### Exercise
Restate each of the lines given below, word for word.

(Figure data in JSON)
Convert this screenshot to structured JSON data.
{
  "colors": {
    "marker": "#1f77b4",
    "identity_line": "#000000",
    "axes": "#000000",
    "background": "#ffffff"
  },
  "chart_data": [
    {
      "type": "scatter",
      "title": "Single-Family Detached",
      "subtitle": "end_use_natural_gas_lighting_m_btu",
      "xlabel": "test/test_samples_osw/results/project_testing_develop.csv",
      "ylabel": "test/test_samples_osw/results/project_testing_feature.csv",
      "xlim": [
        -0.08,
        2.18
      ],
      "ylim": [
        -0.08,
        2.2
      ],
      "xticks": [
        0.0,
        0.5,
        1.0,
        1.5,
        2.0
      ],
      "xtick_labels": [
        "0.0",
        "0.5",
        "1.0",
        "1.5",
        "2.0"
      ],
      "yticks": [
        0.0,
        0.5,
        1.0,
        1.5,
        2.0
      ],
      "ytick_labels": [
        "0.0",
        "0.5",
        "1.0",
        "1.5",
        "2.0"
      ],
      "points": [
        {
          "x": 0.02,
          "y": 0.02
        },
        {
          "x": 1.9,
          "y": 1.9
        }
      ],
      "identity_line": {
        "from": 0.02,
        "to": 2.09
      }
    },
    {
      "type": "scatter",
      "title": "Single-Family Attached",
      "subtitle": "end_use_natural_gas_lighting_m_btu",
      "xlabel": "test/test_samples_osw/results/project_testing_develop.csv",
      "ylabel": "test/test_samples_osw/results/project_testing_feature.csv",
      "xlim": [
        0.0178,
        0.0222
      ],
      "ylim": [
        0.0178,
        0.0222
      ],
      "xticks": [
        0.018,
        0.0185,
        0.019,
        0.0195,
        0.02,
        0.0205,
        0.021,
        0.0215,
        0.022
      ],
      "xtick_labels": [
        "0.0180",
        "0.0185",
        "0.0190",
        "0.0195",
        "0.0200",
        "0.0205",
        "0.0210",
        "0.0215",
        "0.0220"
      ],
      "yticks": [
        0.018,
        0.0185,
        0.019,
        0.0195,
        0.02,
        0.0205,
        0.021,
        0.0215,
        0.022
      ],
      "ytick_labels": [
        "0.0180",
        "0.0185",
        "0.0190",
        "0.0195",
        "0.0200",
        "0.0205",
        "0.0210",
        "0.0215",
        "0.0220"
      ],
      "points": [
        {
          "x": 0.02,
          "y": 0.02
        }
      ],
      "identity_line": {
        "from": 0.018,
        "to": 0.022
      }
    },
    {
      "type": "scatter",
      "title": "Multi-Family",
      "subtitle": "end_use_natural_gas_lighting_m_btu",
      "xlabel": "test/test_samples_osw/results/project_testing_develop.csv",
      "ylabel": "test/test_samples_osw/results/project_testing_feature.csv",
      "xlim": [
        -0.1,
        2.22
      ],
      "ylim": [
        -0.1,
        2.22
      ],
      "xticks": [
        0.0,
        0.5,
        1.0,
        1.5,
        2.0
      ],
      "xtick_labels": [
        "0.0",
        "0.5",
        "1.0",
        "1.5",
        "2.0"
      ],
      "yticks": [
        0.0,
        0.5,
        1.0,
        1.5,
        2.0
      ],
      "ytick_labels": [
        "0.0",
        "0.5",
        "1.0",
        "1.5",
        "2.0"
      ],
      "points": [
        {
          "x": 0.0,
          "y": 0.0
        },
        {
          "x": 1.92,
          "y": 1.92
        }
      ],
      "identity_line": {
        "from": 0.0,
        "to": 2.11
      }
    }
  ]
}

### Output of the task
Convert this screenshot to structured JSON data.
{
  "colors": {
    "marker": "#1f77b4",
    "identity_line": "#000000",
    "axes": "#000000",
    "background": "#ffffff"
  },
  "chart_data": [
    {
      "type": "scatter",
      "title": "Single-Family Detached",
      "subtitle": "end_use_natural_gas_lighting_m_btu",
      "xlabel": "test/test_samples_osw/results/project_testing_develop.csv",
      "ylabel": "test/test_samples_osw/results/project_testing_feature.csv",
      "xlim": [
        -0.08,
        2.18
      ],
      "ylim": [
        -0.08,
        2.2
      ],
      "xticks": [
        0.0,
        0.5,
        1.0,
        1.5,
        2.0
      ],
      "xtick_labels": [
        "0.0",
        "0.5",
        "1.0",
        "1.5",
        "2.0"
      ],
      "yticks": [
        0.0,
        0.5,
        1.0,
        1.5,
        2.0
      ],
      "ytick_labels": [
        "0.0",
        "0.5",
        "1.0",
        "1.5",
        "2.0"
      ],
      "points": [
        {
          "x": 0.02,
          "y": 0.02
        },
        {
          "x": 1.9,
          "y": 1.9
        }
      ],
      "identity_line": {
        "from": 0.02,
        "to": 2.09
      }
    },
    {
      "type": "scatter",
      "title": "Single-Family Attached",
      "subtitle": "end_use_natural_gas_lighting_m_btu",
      "xlabel": "test/test_samples_osw/results/project_testing_develop.csv",
      "ylabel": "test/test_samples_osw/results/project_testing_feature.csv",
      "xlim": [
        0.0178,
        0.0222
      ],
      "ylim": [
        0.0178,
        0.0222
      ],
      "xticks": [
        0.018,
        0.0185,
        0.019,
        0.0195,
        0.02,
        0.0205,
        0.021,
        0.0215,
        0.022
      ],
      "xtick_labels": [
        "0.0180",
        "0.0185",
        "0.0190",
        "0.0195",
        "0.0200",
        "0.0205",
        "0.0210",
        "0.0215",
        "0.0220"
      ],
      "yticks": [
        0.018,
        0.0185,
        0.019,
        0.0195,
        0.02,
        0.0205,
        0.021,
        0.0215,
        0.022
      ],
      "ytick_labels": [
        "0.0180",
        "0.0185",
        "0.0190",
        "0.0195",
        "0.0200",
        "0.0205",
        "0.0210",
        "0.0215",
        "0.0220"
      ],
      "points": [
        {
          "x": 0.02,
          "y": 0.02
        }
      ],
      "identity_line": {
        "from": 0.018,
        "to": 0.022
      }
    },
    {
      "type": "scatter",
      "title": "Multi-Family",
      "subtitle": "end_use_natural_gas_lighting_m_btu",
      "xlabel": "test/test_samples_osw/results/project_testing_develop.csv",
      "ylabel": "test/test_samples_osw/results/project_testing_feature.csv",
      "xlim": [
        -0.1,
        2.22
      ],
      "ylim": [
        -0.1,
        2.22
      ],
      "xticks": [
        0.0,
        0.5,
        1.0,
        1.5,
        2.0
      ],
      "xtick_labels": [
        "0.0",
        "0.5",
        "1.0",
        "1.5",
        "2.0"
      ],
      "yticks": [
        0.0,
        0.5,
        1.0,
        1.5,
        2.0
      ],
      "ytick_labels": [
        "0.0",
        "0.5",
        "1.0",
        "1.5",
        "2.0"
      ],
      "points": [
        {
          "x": 0.0,
          "y": 0.0
        },
        {
          "x": 1.92,
          "y": 1.92
        }
      ],
      "identity_line": {
        "from": 0.0,
        "to": 2.11
      }
    }
  ]
}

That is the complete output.